Copy each line of the entries that contains the word "text".

──────

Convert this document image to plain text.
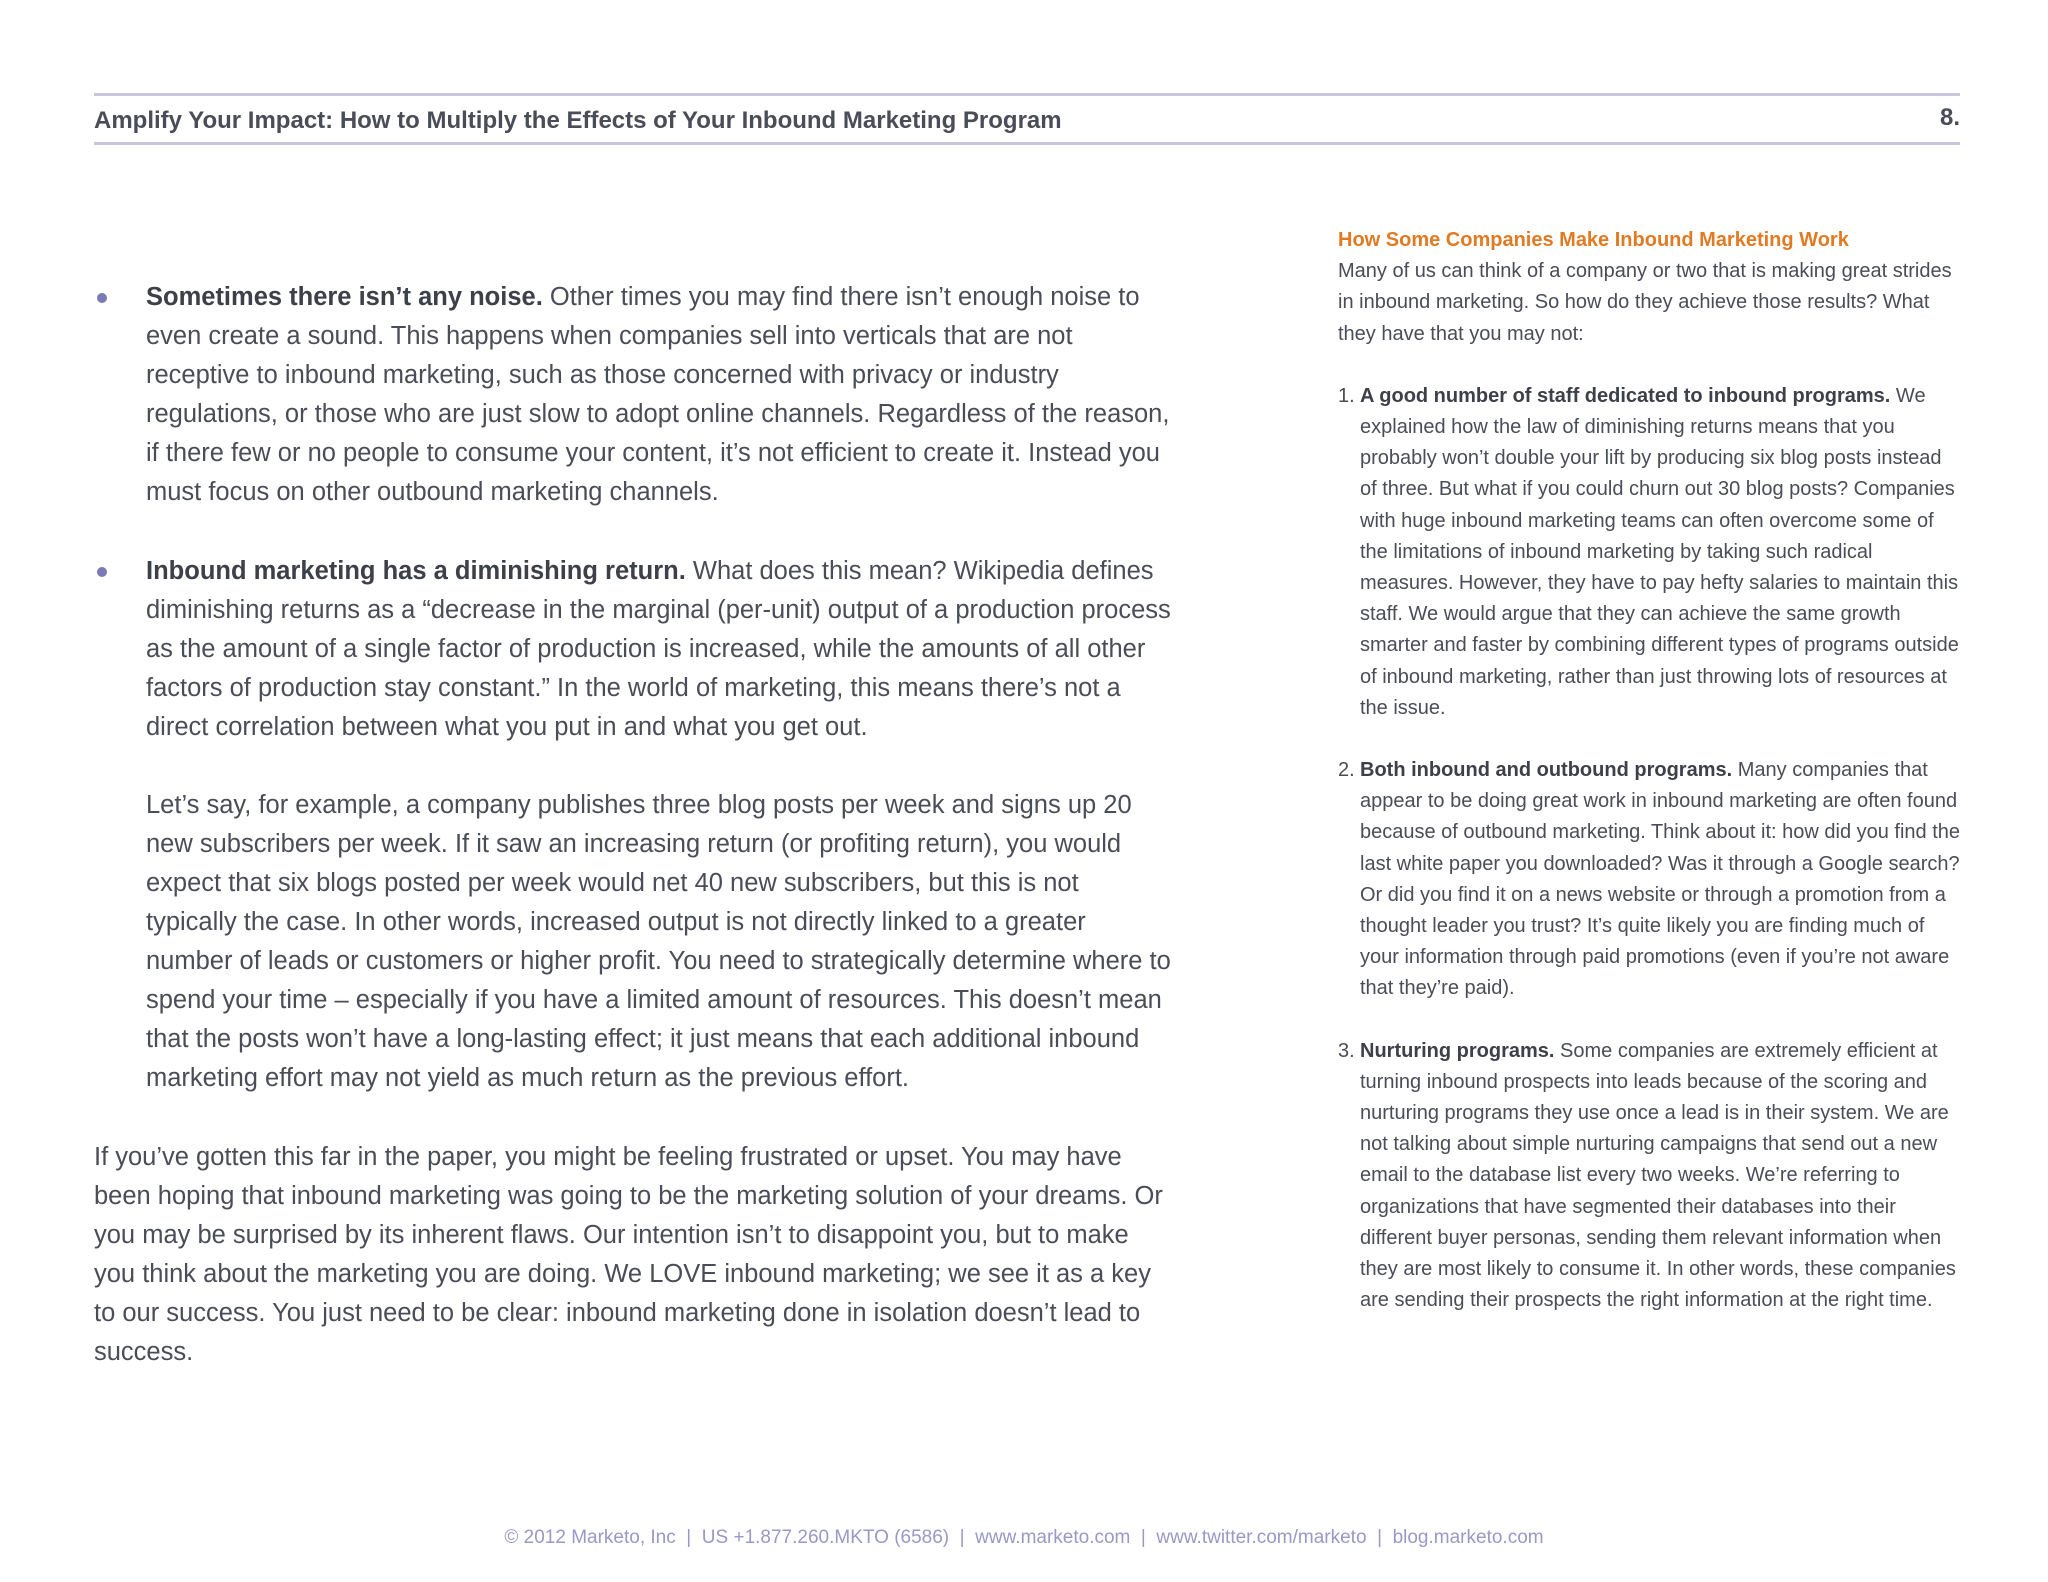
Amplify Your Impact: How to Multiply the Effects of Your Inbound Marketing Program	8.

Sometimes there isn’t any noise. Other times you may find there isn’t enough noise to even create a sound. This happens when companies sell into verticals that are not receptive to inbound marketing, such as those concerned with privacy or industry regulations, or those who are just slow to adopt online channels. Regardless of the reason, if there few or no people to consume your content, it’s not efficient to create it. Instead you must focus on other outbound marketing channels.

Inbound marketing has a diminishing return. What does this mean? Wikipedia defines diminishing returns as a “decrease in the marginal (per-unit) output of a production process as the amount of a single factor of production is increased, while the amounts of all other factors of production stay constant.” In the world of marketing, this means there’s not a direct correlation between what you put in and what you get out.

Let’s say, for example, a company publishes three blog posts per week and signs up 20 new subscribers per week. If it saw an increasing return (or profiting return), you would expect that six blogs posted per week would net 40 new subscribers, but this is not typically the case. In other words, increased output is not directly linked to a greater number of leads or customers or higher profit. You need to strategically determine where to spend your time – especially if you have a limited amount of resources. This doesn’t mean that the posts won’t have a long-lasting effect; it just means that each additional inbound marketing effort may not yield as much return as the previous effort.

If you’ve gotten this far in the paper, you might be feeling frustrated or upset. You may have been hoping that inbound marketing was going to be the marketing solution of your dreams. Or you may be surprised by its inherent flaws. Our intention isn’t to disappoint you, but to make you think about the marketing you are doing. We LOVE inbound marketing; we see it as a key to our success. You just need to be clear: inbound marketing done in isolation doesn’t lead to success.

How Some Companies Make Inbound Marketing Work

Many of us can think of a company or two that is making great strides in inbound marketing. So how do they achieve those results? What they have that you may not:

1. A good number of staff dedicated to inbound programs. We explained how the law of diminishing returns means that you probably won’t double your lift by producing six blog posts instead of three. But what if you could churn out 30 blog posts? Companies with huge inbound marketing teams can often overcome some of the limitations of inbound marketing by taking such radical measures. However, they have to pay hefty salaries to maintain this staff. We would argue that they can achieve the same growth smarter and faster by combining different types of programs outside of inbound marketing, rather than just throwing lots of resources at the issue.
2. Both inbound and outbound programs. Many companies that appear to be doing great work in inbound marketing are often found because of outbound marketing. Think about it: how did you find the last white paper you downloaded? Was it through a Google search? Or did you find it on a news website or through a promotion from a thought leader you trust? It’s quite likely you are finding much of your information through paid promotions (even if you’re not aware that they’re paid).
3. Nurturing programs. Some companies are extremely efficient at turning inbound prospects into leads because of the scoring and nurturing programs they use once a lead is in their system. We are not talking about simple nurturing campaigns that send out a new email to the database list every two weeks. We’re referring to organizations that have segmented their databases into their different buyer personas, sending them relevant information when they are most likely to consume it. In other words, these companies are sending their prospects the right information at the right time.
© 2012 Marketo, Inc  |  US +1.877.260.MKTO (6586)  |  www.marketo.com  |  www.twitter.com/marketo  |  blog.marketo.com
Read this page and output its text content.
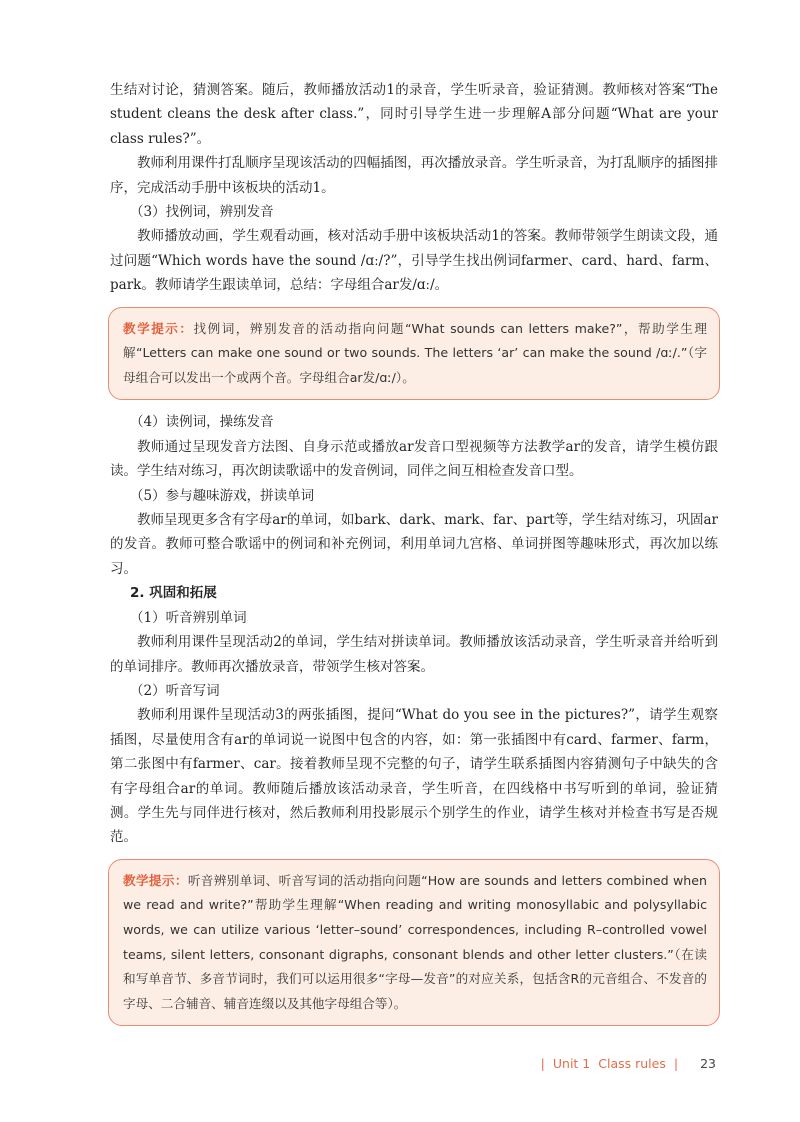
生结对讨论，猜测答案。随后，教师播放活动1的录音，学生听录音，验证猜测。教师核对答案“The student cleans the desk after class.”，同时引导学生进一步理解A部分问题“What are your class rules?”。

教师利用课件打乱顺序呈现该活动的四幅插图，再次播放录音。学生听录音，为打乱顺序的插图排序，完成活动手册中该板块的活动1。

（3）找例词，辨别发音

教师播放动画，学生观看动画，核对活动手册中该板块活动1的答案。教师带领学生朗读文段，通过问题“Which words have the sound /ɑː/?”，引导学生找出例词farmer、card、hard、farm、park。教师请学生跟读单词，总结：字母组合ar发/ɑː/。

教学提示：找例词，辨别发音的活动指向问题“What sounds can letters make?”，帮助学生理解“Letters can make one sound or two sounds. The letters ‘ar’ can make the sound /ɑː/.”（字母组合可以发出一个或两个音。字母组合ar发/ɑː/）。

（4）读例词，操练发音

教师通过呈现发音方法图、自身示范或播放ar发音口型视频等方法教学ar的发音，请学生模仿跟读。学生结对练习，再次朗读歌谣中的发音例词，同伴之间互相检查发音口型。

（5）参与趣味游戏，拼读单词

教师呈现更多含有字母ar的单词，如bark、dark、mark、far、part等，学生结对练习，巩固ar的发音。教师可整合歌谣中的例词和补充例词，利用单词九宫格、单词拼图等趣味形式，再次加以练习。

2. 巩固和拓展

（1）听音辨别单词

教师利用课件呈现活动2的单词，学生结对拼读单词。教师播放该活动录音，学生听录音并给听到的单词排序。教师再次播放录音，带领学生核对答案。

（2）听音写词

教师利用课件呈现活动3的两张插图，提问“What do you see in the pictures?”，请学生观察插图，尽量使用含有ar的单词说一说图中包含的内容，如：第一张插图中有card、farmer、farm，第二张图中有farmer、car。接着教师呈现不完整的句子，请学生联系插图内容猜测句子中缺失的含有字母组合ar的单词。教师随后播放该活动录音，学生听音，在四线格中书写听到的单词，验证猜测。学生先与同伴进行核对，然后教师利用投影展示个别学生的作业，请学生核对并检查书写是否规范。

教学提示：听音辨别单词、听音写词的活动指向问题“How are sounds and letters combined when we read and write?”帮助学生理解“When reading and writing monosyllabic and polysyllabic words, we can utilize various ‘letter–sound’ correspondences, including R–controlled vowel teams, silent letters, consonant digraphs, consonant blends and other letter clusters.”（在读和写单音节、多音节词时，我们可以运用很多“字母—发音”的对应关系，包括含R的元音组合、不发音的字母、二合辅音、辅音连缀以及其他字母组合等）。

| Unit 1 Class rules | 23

──────

• SOLUTION BELOW:
Convert this document image to plain text.
Read this page and output its text content.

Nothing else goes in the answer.